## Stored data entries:

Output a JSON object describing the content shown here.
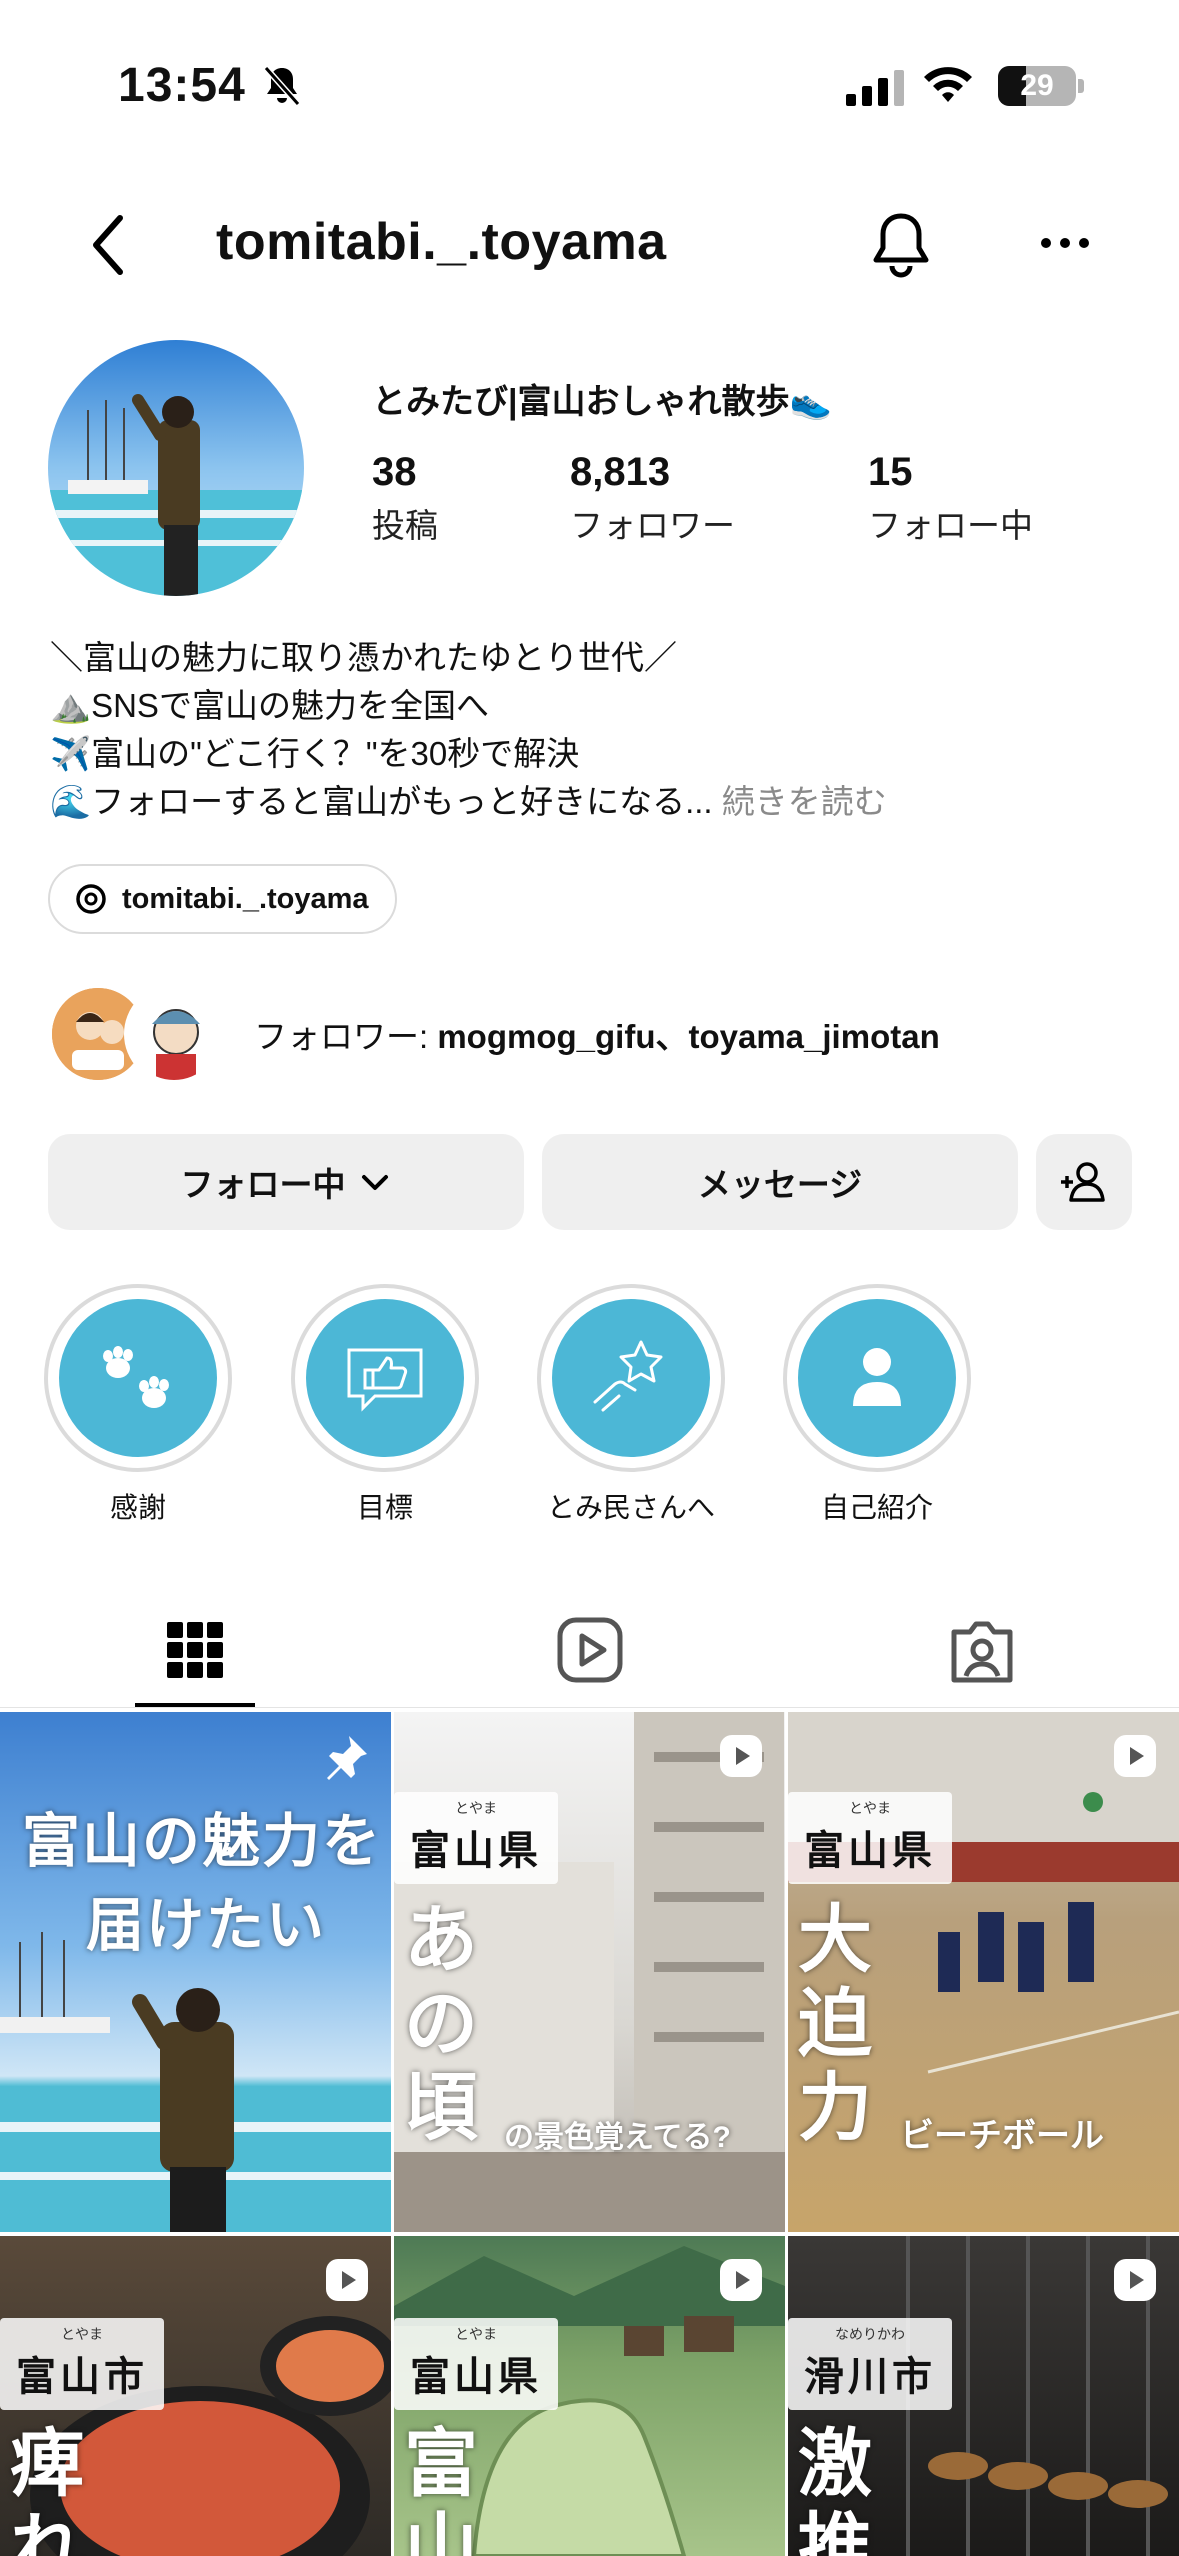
{
  "status_bar": {
    "time": "13:54",
    "battery": "29"
  },
  "header": {
    "username": "tomitabi._.toyama"
  },
  "profile": {
    "display_name": "とみたび|富山おしゃれ散歩👟",
    "stats": [
      {
        "value": "38",
        "label": "投稿"
      },
      {
        "value": "8,813",
        "label": "フォロワー"
      },
      {
        "value": "15",
        "label": "フォロー中"
      }
    ],
    "bio": [
      "＼富山の魅力に取り憑かれたゆとり世代／",
      "⛰️SNSで富山の魅力を全国へ",
      "✈️富山の\"どこ行く？\"を30秒で解決",
      "🌊フォローすると富山がもっと好きになる..."
    ],
    "bio_more": "続きを読む",
    "threads_handle": "tomitabi._.toyama",
    "followers_prefix": "フォロワー: ",
    "followers_names": "mogmog_gifu、toyama_jimotan"
  },
  "actions": {
    "following": "フォロー中",
    "message": "メッセージ"
  },
  "highlights": [
    {
      "label": "感謝",
      "icon": "paw-icon"
    },
    {
      "label": "目標",
      "icon": "thumbs-up-icon"
    },
    {
      "label": "とみ民さんへ",
      "icon": "star-hand-icon"
    },
    {
      "label": "自己紹介",
      "icon": "person-icon"
    }
  ],
  "tabs": [
    "grid-icon",
    "reels-icon",
    "tagged-icon"
  ],
  "posts": [
    {
      "line1": "富山の魅力を",
      "line2": "届けたい",
      "pinned": true
    },
    {
      "ruby": "とやま",
      "badge": "富山県",
      "big": "あの頃",
      "caption": "の景色覚えてる?"
    },
    {
      "ruby": "とやま",
      "badge": "富山県",
      "big": "大迫力",
      "caption": "ビーチボール"
    },
    {
      "ruby": "とやま",
      "badge": "富山市",
      "big": "痺れ"
    },
    {
      "ruby": "とやま",
      "badge": "富山県",
      "big": "富山"
    },
    {
      "ruby": "なめりかわ",
      "badge": "滑川市",
      "big": "激推"
    }
  ],
  "colors": {
    "highlight": "#4cb7d6",
    "button_bg": "#efefef",
    "muted_text": "#8a8a8a"
  }
}
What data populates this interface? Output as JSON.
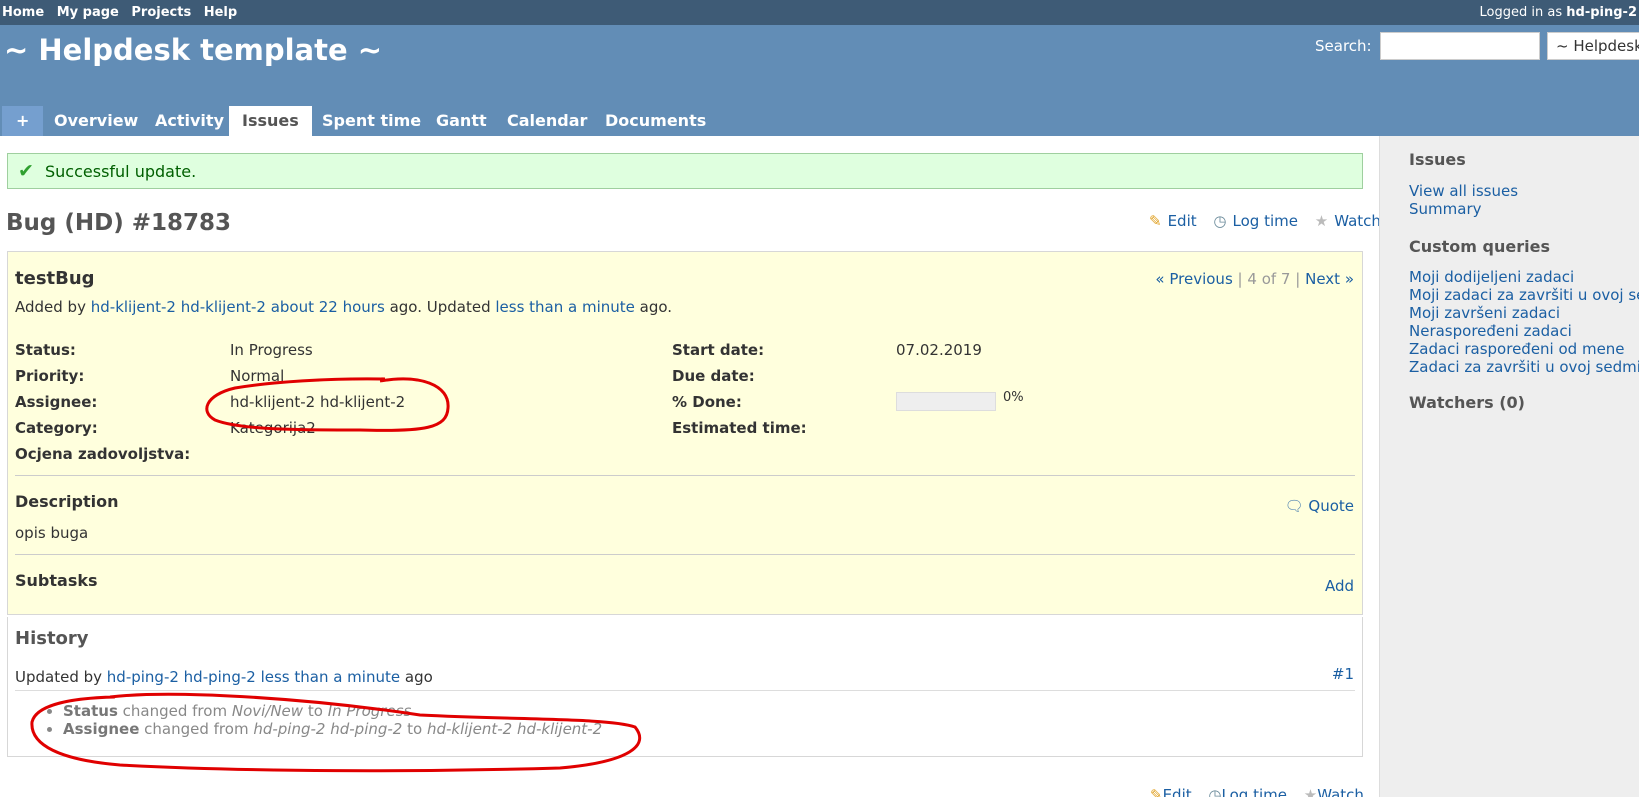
{
  "top_menu": {
    "items": [
      "Home",
      "My page",
      "Projects",
      "Help"
    ],
    "logged_in_prefix": "Logged in as",
    "user": "hd-ping-2"
  },
  "header": {
    "title": "~ Helpdesk template ~",
    "search_label": "Search:",
    "search_value": "",
    "project_select": "~ Helpdesk template ~"
  },
  "main_menu": {
    "plus": "+",
    "tabs": [
      "Overview",
      "Activity",
      "Issues",
      "Spent time",
      "Gantt",
      "Calendar",
      "Documents"
    ],
    "selected": "Issues"
  },
  "flash": {
    "message": "Successful update."
  },
  "issue": {
    "heading": "Bug (HD) #18783",
    "actions": {
      "edit": "Edit",
      "log_time": "Log time",
      "watch": "Watch"
    },
    "subject": "testBug",
    "added_by_prefix": "Added by",
    "author": "hd-klijent-2 hd-klijent-2",
    "created_ago": "about 22 hours",
    "updated_prefix": "ago. Updated",
    "updated_ago": "less than a minute",
    "suffix": "ago.",
    "nav": {
      "previous": "« Previous",
      "position": "4 of 7",
      "next": "Next »",
      "sep": "|"
    },
    "attributes": {
      "status_label": "Status:",
      "status": "In Progress",
      "priority_label": "Priority:",
      "priority": "Normal",
      "assignee_label": "Assignee:",
      "assignee": "hd-klijent-2 hd-klijent-2",
      "category_label": "Category:",
      "category": "Kategorija2",
      "ocjena_label": "Ocjena zadovoljstva:",
      "ocjena": "",
      "start_date_label": "Start date:",
      "start_date": "07.02.2019",
      "due_date_label": "Due date:",
      "due_date": "",
      "done_label": "% Done:",
      "done_text": "0%",
      "done_fraction": 0,
      "estimated_label": "Estimated time:",
      "estimated": ""
    },
    "description": {
      "heading": "Description",
      "quote": "Quote",
      "text": "opis buga"
    },
    "subtasks": {
      "heading": "Subtasks",
      "add": "Add"
    }
  },
  "history": {
    "heading": "History",
    "updated_by_prefix": "Updated by",
    "user": "hd-ping-2 hd-ping-2",
    "ago": "less than a minute",
    "ago_suffix": "ago",
    "journal_number": "#1",
    "changes": [
      {
        "field": "Status",
        "changed_from": "changed from",
        "from": "Novi/New",
        "to_word": "to",
        "to": "In Progress"
      },
      {
        "field": "Assignee",
        "changed_from": "changed from",
        "from": "hd-ping-2 hd-ping-2",
        "to_word": "to",
        "to": "hd-klijent-2 hd-klijent-2"
      }
    ]
  },
  "bottom_actions": {
    "edit": "Edit",
    "log_time": "Log time",
    "watch": "Watch"
  },
  "sidebar": {
    "issues_heading": "Issues",
    "issues_links": [
      "View all issues",
      "Summary"
    ],
    "custom_queries_heading": "Custom queries",
    "custom_queries": [
      "Moji dodijeljeni zadaci",
      "Moji zadaci za završiti u ovoj sedmici",
      "Moji završeni zadaci",
      "Neraspoređeni zadaci",
      "Zadaci raspoređeni od mene",
      "Zadaci za završiti u ovoj sedmici"
    ],
    "watchers_heading": "Watchers (0)"
  },
  "colors": {
    "top_bar": "#3e5b76",
    "header": "#628db6",
    "link": "#1b5fa3",
    "issue_bg": "#ffffdd",
    "flash_bg": "#dfffdf",
    "annotation": "#e00000"
  }
}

## YOUR GOAL:
Copy every record above exactly, leaving out the pictures.

## TASK ANSWER:
Output a JSON object describing the content shown here.
{
  "status_bar": {
    "time": "13:54",
    "battery": "29"
  },
  "header": {
    "username": "tomitabi._.toyama"
  },
  "profile": {
    "display_name": "とみたび|富山おしゃれ散歩👟",
    "stats": [
      {
        "value": "38",
        "label": "投稿"
      },
      {
        "value": "8,813",
        "label": "フォロワー"
      },
      {
        "value": "15",
        "label": "フォロー中"
      }
    ],
    "bio": [
      "＼富山の魅力に取り憑かれたゆとり世代／",
      "⛰️SNSで富山の魅力を全国へ",
      "✈️富山の\"どこ行く？\"を30秒で解決",
      "🌊フォローすると富山がもっと好きになる..."
    ],
    "bio_more": "続きを読む",
    "threads_handle": "tomitabi._.toyama",
    "followers_prefix": "フォロワー: ",
    "followers_names": "mogmog_gifu、toyama_jimotan"
  },
  "actions": {
    "following": "フォロー中",
    "message": "メッセージ"
  },
  "highlights": [
    {
      "label": "感謝",
      "icon": "paw-icon"
    },
    {
      "label": "目標",
      "icon": "thumbs-up-icon"
    },
    {
      "label": "とみ民さんへ",
      "icon": "star-hand-icon"
    },
    {
      "label": "自己紹介",
      "icon": "person-icon"
    }
  ],
  "tabs": [
    "grid-icon",
    "reels-icon",
    "tagged-icon"
  ],
  "posts": [
    {
      "line1": "富山の魅力を",
      "line2": "届けたい",
      "pinned": true
    },
    {
      "ruby": "とやま",
      "badge": "富山県",
      "big": "あの頃",
      "caption": "の景色覚えてる?"
    },
    {
      "ruby": "とやま",
      "badge": "富山県",
      "big": "大迫力",
      "caption": "ビーチボール"
    },
    {
      "ruby": "とやま",
      "badge": "富山市",
      "big": "痺れ"
    },
    {
      "ruby": "とやま",
      "badge": "富山県",
      "big": "富山"
    },
    {
      "ruby": "なめりかわ",
      "badge": "滑川市",
      "big": "激推"
    }
  ],
  "colors": {
    "highlight": "#4cb7d6",
    "button_bg": "#efefef",
    "muted_text": "#8a8a8a"
  }
}
What data populates this interface? Output as JSON.
{
  "top_menu": {
    "items": [
      "Home",
      "My page",
      "Projects",
      "Help"
    ],
    "logged_in_prefix": "Logged in as",
    "user": "hd-ping-2"
  },
  "header": {
    "title": "~ Helpdesk template ~",
    "search_label": "Search:",
    "search_value": "",
    "project_select": "~ Helpdesk template ~"
  },
  "main_menu": {
    "plus": "+",
    "tabs": [
      "Overview",
      "Activity",
      "Issues",
      "Spent time",
      "Gantt",
      "Calendar",
      "Documents"
    ],
    "selected": "Issues"
  },
  "flash": {
    "message": "Successful update."
  },
  "issue": {
    "heading": "Bug (HD) #18783",
    "actions": {
      "edit": "Edit",
      "log_time": "Log time",
      "watch": "Watch"
    },
    "subject": "testBug",
    "added_by_prefix": "Added by",
    "author": "hd-klijent-2 hd-klijent-2",
    "created_ago": "about 22 hours",
    "updated_prefix": "ago. Updated",
    "updated_ago": "less than a minute",
    "suffix": "ago.",
    "nav": {
      "previous": "« Previous",
      "position": "4 of 7",
      "next": "Next »",
      "sep": "|"
    },
    "attributes": {
      "status_label": "Status:",
      "status": "In Progress",
      "priority_label": "Priority:",
      "priority": "Normal",
      "assignee_label": "Assignee:",
      "assignee": "hd-klijent-2 hd-klijent-2",
      "category_label": "Category:",
      "category": "Kategorija2",
      "ocjena_label": "Ocjena zadovoljstva:",
      "ocjena": "",
      "start_date_label": "Start date:",
      "start_date": "07.02.2019",
      "due_date_label": "Due date:",
      "due_date": "",
      "done_label": "% Done:",
      "done_text": "0%",
      "done_fraction": 0,
      "estimated_label": "Estimated time:",
      "estimated": ""
    },
    "description": {
      "heading": "Description",
      "quote": "Quote",
      "text": "opis buga"
    },
    "subtasks": {
      "heading": "Subtasks",
      "add": "Add"
    }
  },
  "history": {
    "heading": "History",
    "updated_by_prefix": "Updated by",
    "user": "hd-ping-2 hd-ping-2",
    "ago": "less than a minute",
    "ago_suffix": "ago",
    "journal_number": "#1",
    "changes": [
      {
        "field": "Status",
        "changed_from": "changed from",
        "from": "Novi/New",
        "to_word": "to",
        "to": "In Progress"
      },
      {
        "field": "Assignee",
        "changed_from": "changed from",
        "from": "hd-ping-2 hd-ping-2",
        "to_word": "to",
        "to": "hd-klijent-2 hd-klijent-2"
      }
    ]
  },
  "bottom_actions": {
    "edit": "Edit",
    "log_time": "Log time",
    "watch": "Watch"
  },
  "sidebar": {
    "issues_heading": "Issues",
    "issues_links": [
      "View all issues",
      "Summary"
    ],
    "custom_queries_heading": "Custom queries",
    "custom_queries": [
      "Moji dodijeljeni zadaci",
      "Moji zadaci za završiti u ovoj sedmici",
      "Moji završeni zadaci",
      "Neraspoređeni zadaci",
      "Zadaci raspoređeni od mene",
      "Zadaci za završiti u ovoj sedmici"
    ],
    "watchers_heading": "Watchers (0)"
  },
  "colors": {
    "top_bar": "#3e5b76",
    "header": "#628db6",
    "link": "#1b5fa3",
    "issue_bg": "#ffffdd",
    "flash_bg": "#dfffdf",
    "annotation": "#e00000"
  }
}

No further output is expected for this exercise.